» **What you should do**
Where a line contains the string "size", copy that line.

» **Records supplied**
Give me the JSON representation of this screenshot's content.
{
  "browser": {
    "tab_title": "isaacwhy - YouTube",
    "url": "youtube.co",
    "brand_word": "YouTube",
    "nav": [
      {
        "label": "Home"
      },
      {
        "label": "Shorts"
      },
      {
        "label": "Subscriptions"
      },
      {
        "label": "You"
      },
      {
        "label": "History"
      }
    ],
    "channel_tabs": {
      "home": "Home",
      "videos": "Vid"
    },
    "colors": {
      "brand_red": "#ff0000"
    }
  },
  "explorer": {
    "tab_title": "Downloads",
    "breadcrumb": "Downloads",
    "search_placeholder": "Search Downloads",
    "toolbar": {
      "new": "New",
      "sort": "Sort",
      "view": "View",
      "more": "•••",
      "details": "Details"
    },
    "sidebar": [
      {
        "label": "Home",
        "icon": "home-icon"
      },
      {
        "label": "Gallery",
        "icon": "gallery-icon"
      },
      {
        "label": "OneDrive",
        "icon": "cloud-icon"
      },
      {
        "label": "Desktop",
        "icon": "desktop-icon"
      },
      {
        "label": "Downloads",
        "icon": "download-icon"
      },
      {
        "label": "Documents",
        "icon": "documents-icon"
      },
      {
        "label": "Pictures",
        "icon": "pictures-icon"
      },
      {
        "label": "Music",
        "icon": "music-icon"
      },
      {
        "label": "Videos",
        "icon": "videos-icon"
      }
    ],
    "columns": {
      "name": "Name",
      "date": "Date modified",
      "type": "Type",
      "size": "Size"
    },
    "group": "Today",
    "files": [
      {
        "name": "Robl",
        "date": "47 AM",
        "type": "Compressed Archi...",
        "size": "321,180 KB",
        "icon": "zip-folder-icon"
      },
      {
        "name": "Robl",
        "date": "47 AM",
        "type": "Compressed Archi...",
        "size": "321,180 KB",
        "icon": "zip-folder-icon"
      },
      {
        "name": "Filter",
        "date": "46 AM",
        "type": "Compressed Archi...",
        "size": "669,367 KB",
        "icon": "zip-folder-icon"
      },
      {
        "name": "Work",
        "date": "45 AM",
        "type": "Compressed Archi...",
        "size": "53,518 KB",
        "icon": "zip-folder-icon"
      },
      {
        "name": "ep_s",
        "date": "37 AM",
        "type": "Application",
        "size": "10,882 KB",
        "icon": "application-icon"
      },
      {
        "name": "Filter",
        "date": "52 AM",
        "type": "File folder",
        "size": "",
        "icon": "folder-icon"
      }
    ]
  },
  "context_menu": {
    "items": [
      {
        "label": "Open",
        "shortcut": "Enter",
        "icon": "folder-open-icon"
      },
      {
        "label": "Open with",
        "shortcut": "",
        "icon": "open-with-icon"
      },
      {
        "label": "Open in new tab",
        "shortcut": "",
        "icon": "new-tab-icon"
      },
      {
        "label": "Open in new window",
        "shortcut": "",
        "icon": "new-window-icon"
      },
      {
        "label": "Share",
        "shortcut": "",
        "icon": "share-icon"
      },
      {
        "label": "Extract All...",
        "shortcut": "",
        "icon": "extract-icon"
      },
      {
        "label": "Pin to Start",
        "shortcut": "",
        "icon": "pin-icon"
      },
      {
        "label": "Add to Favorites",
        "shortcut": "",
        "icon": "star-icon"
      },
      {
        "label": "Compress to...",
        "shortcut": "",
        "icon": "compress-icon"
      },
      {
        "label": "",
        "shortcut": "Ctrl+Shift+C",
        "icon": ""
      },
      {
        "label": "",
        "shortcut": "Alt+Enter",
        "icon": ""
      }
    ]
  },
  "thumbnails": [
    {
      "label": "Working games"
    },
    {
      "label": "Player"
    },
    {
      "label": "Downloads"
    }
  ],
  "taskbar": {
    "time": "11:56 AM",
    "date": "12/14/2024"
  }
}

» **Task answer**
      "size": "Size"
        "size": "321,180 KB",
        "size": "321,180 KB",
        "size": "669,367 KB",
        "size": "53,518 KB",
        "size": "10,882 KB",
        "size": "",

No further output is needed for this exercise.